(REQUEST): What is needed is the run of lines from the one with "Convert this document image to plain text." through the close of the data, set down exactly.

## START INPUT ROWS

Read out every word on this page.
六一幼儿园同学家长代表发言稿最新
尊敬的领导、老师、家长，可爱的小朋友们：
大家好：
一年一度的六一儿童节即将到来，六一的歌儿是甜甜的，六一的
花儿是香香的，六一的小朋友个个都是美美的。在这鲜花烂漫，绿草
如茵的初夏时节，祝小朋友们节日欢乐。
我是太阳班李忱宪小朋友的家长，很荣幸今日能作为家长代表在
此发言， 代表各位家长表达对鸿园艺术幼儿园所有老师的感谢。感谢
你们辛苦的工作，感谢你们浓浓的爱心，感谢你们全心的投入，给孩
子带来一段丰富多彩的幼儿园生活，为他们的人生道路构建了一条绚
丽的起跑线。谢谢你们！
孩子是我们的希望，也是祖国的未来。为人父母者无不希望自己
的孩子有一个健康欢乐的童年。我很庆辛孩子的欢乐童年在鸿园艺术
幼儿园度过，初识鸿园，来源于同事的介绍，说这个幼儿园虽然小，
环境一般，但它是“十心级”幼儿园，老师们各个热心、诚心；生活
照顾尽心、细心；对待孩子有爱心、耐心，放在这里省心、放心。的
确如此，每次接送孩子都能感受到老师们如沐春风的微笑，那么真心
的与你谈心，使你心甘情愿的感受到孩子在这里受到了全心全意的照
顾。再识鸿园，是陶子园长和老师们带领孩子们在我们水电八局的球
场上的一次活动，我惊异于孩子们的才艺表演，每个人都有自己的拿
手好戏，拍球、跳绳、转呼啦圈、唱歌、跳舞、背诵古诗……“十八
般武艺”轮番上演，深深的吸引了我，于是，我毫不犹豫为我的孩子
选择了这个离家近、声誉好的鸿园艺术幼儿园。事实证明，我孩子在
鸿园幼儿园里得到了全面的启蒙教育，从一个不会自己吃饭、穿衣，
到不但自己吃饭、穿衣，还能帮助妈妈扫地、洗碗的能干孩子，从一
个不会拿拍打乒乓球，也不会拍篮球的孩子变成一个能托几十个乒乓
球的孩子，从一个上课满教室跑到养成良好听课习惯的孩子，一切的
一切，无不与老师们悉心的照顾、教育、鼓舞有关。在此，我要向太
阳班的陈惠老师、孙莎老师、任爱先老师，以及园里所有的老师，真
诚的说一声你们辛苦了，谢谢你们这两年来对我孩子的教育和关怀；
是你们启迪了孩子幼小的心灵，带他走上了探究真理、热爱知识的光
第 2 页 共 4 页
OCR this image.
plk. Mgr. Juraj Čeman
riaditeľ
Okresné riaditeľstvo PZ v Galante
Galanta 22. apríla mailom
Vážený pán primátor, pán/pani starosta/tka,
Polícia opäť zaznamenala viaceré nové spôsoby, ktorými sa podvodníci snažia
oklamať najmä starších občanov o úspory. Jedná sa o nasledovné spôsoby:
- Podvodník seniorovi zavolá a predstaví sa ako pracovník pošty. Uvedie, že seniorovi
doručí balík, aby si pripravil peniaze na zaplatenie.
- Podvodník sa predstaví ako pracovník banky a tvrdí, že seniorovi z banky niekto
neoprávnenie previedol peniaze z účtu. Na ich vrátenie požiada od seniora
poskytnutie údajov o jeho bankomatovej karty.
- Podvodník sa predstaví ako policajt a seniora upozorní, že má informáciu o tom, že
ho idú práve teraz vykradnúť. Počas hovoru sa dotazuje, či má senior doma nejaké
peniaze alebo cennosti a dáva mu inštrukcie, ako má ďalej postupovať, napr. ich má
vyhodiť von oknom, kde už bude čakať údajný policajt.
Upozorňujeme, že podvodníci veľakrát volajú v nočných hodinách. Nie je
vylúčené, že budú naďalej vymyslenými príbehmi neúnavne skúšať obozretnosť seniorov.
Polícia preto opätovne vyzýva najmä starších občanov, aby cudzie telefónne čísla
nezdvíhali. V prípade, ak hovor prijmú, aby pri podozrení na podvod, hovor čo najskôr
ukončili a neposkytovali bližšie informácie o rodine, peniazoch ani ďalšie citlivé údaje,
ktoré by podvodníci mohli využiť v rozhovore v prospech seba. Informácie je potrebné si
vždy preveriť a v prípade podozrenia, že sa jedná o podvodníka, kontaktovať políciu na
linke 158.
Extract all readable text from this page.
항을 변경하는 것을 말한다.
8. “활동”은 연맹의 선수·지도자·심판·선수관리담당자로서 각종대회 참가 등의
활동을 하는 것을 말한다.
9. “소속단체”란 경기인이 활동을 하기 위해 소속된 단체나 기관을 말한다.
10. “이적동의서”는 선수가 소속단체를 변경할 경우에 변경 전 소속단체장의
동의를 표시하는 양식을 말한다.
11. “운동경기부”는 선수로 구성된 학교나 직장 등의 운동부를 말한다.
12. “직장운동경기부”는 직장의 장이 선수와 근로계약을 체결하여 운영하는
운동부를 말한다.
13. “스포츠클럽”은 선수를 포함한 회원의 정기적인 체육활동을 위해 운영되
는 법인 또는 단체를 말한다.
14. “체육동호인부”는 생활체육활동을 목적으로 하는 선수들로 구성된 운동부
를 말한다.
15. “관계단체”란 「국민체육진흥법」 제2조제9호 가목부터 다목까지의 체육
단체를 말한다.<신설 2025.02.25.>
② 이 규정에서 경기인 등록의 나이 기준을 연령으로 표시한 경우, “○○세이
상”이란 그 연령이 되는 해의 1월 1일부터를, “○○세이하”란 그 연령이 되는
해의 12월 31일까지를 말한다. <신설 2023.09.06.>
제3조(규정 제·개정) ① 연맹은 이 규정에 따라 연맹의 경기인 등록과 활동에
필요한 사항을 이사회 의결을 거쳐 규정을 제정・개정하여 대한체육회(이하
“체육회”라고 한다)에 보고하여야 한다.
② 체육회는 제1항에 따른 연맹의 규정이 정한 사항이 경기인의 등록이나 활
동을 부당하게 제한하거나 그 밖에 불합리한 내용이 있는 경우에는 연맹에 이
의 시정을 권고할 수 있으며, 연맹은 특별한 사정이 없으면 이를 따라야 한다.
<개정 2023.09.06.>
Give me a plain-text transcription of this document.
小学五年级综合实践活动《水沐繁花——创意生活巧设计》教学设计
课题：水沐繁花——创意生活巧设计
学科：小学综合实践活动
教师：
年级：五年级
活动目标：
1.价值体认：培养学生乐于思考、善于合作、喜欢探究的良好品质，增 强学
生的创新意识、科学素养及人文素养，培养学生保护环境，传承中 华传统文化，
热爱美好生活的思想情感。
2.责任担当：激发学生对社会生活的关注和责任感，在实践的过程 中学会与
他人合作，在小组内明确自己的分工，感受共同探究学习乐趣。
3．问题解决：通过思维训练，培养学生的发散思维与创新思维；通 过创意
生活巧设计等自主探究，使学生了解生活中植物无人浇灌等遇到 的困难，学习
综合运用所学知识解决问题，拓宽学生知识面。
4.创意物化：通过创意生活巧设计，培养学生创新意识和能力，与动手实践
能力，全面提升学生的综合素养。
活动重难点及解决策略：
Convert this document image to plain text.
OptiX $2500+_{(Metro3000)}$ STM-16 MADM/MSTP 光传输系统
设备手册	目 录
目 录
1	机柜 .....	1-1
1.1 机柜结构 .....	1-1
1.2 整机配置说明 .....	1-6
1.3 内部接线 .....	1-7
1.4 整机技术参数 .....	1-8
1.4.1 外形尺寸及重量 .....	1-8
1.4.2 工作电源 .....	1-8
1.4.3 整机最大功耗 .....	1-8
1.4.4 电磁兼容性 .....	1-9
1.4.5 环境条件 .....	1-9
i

## END INPUT ROWS

(WRITTEN RESPONSE):
Convert this document image to plain text.
OptiX $2500+_{(Metro3000)}$ STM-16 MADM/MSTP 光传输系统
设备手册	目 录
目 录
1	机柜 .....	1-1
1.1 机柜结构 .....	1-1
1.2 整机配置说明 .....	1-6
1.3 内部接线 .....	1-7
1.4 整机技术参数 .....	1-8
1.4.1 外形尺寸及重量 .....	1-8
1.4.2 工作电源 .....	1-8
1.4.3 整机最大功耗 .....	1-8
1.4.4 电磁兼容性 .....	1-9
1.4.5 环境条件 .....	1-9
i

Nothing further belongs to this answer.